**Input material**.

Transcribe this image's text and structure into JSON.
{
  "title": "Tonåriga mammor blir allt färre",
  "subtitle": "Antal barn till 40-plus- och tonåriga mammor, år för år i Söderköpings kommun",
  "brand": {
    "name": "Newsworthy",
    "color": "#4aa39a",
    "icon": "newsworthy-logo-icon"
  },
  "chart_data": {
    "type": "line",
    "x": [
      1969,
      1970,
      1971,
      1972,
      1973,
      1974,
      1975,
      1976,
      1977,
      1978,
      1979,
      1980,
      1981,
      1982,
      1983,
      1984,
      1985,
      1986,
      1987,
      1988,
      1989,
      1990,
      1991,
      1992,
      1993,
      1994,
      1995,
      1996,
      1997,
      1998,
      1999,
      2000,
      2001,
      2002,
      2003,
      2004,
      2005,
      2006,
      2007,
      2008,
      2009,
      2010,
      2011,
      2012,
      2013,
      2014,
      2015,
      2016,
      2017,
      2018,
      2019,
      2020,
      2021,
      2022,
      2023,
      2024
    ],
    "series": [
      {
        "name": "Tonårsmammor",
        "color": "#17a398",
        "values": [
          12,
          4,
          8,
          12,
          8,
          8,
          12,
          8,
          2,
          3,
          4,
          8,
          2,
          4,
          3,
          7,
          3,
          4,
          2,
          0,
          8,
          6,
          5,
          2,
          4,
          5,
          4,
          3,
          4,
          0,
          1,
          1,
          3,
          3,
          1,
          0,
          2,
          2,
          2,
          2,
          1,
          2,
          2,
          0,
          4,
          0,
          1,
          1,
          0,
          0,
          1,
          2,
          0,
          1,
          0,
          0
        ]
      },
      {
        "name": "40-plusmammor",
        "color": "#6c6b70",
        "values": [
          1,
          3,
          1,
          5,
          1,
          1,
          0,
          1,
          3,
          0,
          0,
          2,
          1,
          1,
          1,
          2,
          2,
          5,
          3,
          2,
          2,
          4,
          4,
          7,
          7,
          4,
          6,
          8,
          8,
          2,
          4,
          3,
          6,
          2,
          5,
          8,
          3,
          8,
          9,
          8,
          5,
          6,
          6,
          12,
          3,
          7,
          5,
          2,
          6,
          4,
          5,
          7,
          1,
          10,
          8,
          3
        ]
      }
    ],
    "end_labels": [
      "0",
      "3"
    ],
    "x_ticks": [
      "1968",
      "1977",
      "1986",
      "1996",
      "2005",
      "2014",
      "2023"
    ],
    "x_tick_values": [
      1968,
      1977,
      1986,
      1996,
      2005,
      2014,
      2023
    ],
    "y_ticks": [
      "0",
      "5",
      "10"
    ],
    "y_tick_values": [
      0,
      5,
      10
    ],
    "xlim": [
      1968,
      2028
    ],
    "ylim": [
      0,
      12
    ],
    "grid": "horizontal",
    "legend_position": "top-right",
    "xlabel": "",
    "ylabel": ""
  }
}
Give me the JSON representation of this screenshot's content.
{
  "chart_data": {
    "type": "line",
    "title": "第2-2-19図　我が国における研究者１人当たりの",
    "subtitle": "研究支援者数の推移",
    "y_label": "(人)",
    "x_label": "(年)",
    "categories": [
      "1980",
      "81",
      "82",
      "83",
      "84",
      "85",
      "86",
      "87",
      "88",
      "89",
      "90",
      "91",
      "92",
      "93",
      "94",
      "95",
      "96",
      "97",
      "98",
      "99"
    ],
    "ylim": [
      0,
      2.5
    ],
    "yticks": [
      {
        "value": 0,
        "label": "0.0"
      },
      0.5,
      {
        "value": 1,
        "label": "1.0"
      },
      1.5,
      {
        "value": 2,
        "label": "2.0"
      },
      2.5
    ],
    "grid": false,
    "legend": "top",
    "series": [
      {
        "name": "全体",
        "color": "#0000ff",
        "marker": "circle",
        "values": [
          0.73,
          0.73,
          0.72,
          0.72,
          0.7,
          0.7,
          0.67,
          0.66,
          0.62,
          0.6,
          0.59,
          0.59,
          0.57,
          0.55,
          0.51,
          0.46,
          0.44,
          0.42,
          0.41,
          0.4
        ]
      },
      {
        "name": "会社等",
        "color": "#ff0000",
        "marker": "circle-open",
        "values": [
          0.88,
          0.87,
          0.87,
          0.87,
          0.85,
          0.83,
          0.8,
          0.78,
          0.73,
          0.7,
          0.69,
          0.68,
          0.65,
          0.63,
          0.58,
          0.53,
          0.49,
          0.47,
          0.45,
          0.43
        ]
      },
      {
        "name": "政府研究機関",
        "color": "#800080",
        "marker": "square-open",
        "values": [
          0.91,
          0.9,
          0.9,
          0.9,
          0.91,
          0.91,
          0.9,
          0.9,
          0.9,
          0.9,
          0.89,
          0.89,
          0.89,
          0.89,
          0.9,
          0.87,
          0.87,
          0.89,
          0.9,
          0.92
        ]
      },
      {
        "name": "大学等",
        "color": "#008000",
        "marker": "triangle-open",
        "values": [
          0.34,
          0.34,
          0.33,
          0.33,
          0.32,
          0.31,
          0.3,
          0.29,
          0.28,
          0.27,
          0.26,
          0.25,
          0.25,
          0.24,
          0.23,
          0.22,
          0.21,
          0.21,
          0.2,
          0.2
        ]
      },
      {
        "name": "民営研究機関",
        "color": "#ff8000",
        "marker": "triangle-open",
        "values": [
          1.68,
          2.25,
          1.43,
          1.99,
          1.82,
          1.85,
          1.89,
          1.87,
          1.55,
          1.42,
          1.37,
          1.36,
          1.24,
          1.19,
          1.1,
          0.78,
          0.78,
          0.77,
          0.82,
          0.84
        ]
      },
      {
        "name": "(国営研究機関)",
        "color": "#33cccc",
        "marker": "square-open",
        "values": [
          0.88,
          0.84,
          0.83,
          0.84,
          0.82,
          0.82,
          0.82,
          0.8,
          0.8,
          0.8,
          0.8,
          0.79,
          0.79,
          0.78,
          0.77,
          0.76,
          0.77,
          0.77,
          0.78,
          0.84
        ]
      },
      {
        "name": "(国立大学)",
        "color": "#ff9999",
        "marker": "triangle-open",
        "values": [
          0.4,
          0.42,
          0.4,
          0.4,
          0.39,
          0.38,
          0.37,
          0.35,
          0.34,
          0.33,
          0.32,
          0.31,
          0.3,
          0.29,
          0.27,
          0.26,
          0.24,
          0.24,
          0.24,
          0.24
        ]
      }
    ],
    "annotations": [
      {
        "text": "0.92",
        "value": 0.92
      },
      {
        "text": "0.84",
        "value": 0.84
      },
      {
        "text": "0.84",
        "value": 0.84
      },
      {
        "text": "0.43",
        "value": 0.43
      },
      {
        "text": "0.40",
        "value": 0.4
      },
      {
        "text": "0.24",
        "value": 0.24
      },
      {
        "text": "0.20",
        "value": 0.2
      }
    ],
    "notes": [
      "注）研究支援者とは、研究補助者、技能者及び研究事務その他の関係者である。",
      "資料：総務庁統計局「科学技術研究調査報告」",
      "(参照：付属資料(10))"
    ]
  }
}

**Task directions**. Restate every entry word for word.

**Right answer**.
Transcribe this image's text and structure into JSON.
{
  "title": "Tonåriga mammor blir allt färre",
  "subtitle": "Antal barn till 40-plus- och tonåriga mammor, år för år i Söderköpings kommun",
  "brand": {
    "name": "Newsworthy",
    "color": "#4aa39a",
    "icon": "newsworthy-logo-icon"
  },
  "chart_data": {
    "type": "line",
    "x": [
      1969,
      1970,
      1971,
      1972,
      1973,
      1974,
      1975,
      1976,
      1977,
      1978,
      1979,
      1980,
      1981,
      1982,
      1983,
      1984,
      1985,
      1986,
      1987,
      1988,
      1989,
      1990,
      1991,
      1992,
      1993,
      1994,
      1995,
      1996,
      1997,
      1998,
      1999,
      2000,
      2001,
      2002,
      2003,
      2004,
      2005,
      2006,
      2007,
      2008,
      2009,
      2010,
      2011,
      2012,
      2013,
      2014,
      2015,
      2016,
      2017,
      2018,
      2019,
      2020,
      2021,
      2022,
      2023,
      2024
    ],
    "series": [
      {
        "name": "Tonårsmammor",
        "color": "#17a398",
        "values": [
          12,
          4,
          8,
          12,
          8,
          8,
          12,
          8,
          2,
          3,
          4,
          8,
          2,
          4,
          3,
          7,
          3,
          4,
          2,
          0,
          8,
          6,
          5,
          2,
          4,
          5,
          4,
          3,
          4,
          0,
          1,
          1,
          3,
          3,
          1,
          0,
          2,
          2,
          2,
          2,
          1,
          2,
          2,
          0,
          4,
          0,
          1,
          1,
          0,
          0,
          1,
          2,
          0,
          1,
          0,
          0
        ]
      },
      {
        "name": "40-plusmammor",
        "color": "#6c6b70",
        "values": [
          1,
          3,
          1,
          5,
          1,
          1,
          0,
          1,
          3,
          0,
          0,
          2,
          1,
          1,
          1,
          2,
          2,
          5,
          3,
          2,
          2,
          4,
          4,
          7,
          7,
          4,
          6,
          8,
          8,
          2,
          4,
          3,
          6,
          2,
          5,
          8,
          3,
          8,
          9,
          8,
          5,
          6,
          6,
          12,
          3,
          7,
          5,
          2,
          6,
          4,
          5,
          7,
          1,
          10,
          8,
          3
        ]
      }
    ],
    "end_labels": [
      "0",
      "3"
    ],
    "x_ticks": [
      "1968",
      "1977",
      "1986",
      "1996",
      "2005",
      "2014",
      "2023"
    ],
    "x_tick_values": [
      1968,
      1977,
      1986,
      1996,
      2005,
      2014,
      2023
    ],
    "y_ticks": [
      "0",
      "5",
      "10"
    ],
    "y_tick_values": [
      0,
      5,
      10
    ],
    "xlim": [
      1968,
      2028
    ],
    "ylim": [
      0,
      12
    ],
    "grid": "horizontal",
    "legend_position": "top-right",
    "xlabel": "",
    "ylabel": ""
  }
}
Give me the JSON representation of this screenshot's content.
{
  "chart_data": {
    "type": "line",
    "title": "第2-2-19図　我が国における研究者１人当たりの",
    "subtitle": "研究支援者数の推移",
    "y_label": "(人)",
    "x_label": "(年)",
    "categories": [
      "1980",
      "81",
      "82",
      "83",
      "84",
      "85",
      "86",
      "87",
      "88",
      "89",
      "90",
      "91",
      "92",
      "93",
      "94",
      "95",
      "96",
      "97",
      "98",
      "99"
    ],
    "ylim": [
      0,
      2.5
    ],
    "yticks": [
      {
        "value": 0,
        "label": "0.0"
      },
      0.5,
      {
        "value": 1,
        "label": "1.0"
      },
      1.5,
      {
        "value": 2,
        "label": "2.0"
      },
      2.5
    ],
    "grid": false,
    "legend": "top",
    "series": [
      {
        "name": "全体",
        "color": "#0000ff",
        "marker": "circle",
        "values": [
          0.73,
          0.73,
          0.72,
          0.72,
          0.7,
          0.7,
          0.67,
          0.66,
          0.62,
          0.6,
          0.59,
          0.59,
          0.57,
          0.55,
          0.51,
          0.46,
          0.44,
          0.42,
          0.41,
          0.4
        ]
      },
      {
        "name": "会社等",
        "color": "#ff0000",
        "marker": "circle-open",
        "values": [
          0.88,
          0.87,
          0.87,
          0.87,
          0.85,
          0.83,
          0.8,
          0.78,
          0.73,
          0.7,
          0.69,
          0.68,
          0.65,
          0.63,
          0.58,
          0.53,
          0.49,
          0.47,
          0.45,
          0.43
        ]
      },
      {
        "name": "政府研究機関",
        "color": "#800080",
        "marker": "square-open",
        "values": [
          0.91,
          0.9,
          0.9,
          0.9,
          0.91,
          0.91,
          0.9,
          0.9,
          0.9,
          0.9,
          0.89,
          0.89,
          0.89,
          0.89,
          0.9,
          0.87,
          0.87,
          0.89,
          0.9,
          0.92
        ]
      },
      {
        "name": "大学等",
        "color": "#008000",
        "marker": "triangle-open",
        "values": [
          0.34,
          0.34,
          0.33,
          0.33,
          0.32,
          0.31,
          0.3,
          0.29,
          0.28,
          0.27,
          0.26,
          0.25,
          0.25,
          0.24,
          0.23,
          0.22,
          0.21,
          0.21,
          0.2,
          0.2
        ]
      },
      {
        "name": "民営研究機関",
        "color": "#ff8000",
        "marker": "triangle-open",
        "values": [
          1.68,
          2.25,
          1.43,
          1.99,
          1.82,
          1.85,
          1.89,
          1.87,
          1.55,
          1.42,
          1.37,
          1.36,
          1.24,
          1.19,
          1.1,
          0.78,
          0.78,
          0.77,
          0.82,
          0.84
        ]
      },
      {
        "name": "(国営研究機関)",
        "color": "#33cccc",
        "marker": "square-open",
        "values": [
          0.88,
          0.84,
          0.83,
          0.84,
          0.82,
          0.82,
          0.82,
          0.8,
          0.8,
          0.8,
          0.8,
          0.79,
          0.79,
          0.78,
          0.77,
          0.76,
          0.77,
          0.77,
          0.78,
          0.84
        ]
      },
      {
        "name": "(国立大学)",
        "color": "#ff9999",
        "marker": "triangle-open",
        "values": [
          0.4,
          0.42,
          0.4,
          0.4,
          0.39,
          0.38,
          0.37,
          0.35,
          0.34,
          0.33,
          0.32,
          0.31,
          0.3,
          0.29,
          0.27,
          0.26,
          0.24,
          0.24,
          0.24,
          0.24
        ]
      }
    ],
    "annotations": [
      {
        "text": "0.92",
        "value": 0.92
      },
      {
        "text": "0.84",
        "value": 0.84
      },
      {
        "text": "0.84",
        "value": 0.84
      },
      {
        "text": "0.43",
        "value": 0.43
      },
      {
        "text": "0.40",
        "value": 0.4
      },
      {
        "text": "0.24",
        "value": 0.24
      },
      {
        "text": "0.20",
        "value": 0.2
      }
    ],
    "notes": [
      "注）研究支援者とは、研究補助者、技能者及び研究事務その他の関係者である。",
      "資料：総務庁統計局「科学技術研究調査報告」",
      "(参照：付属資料(10))"
    ]
  }
}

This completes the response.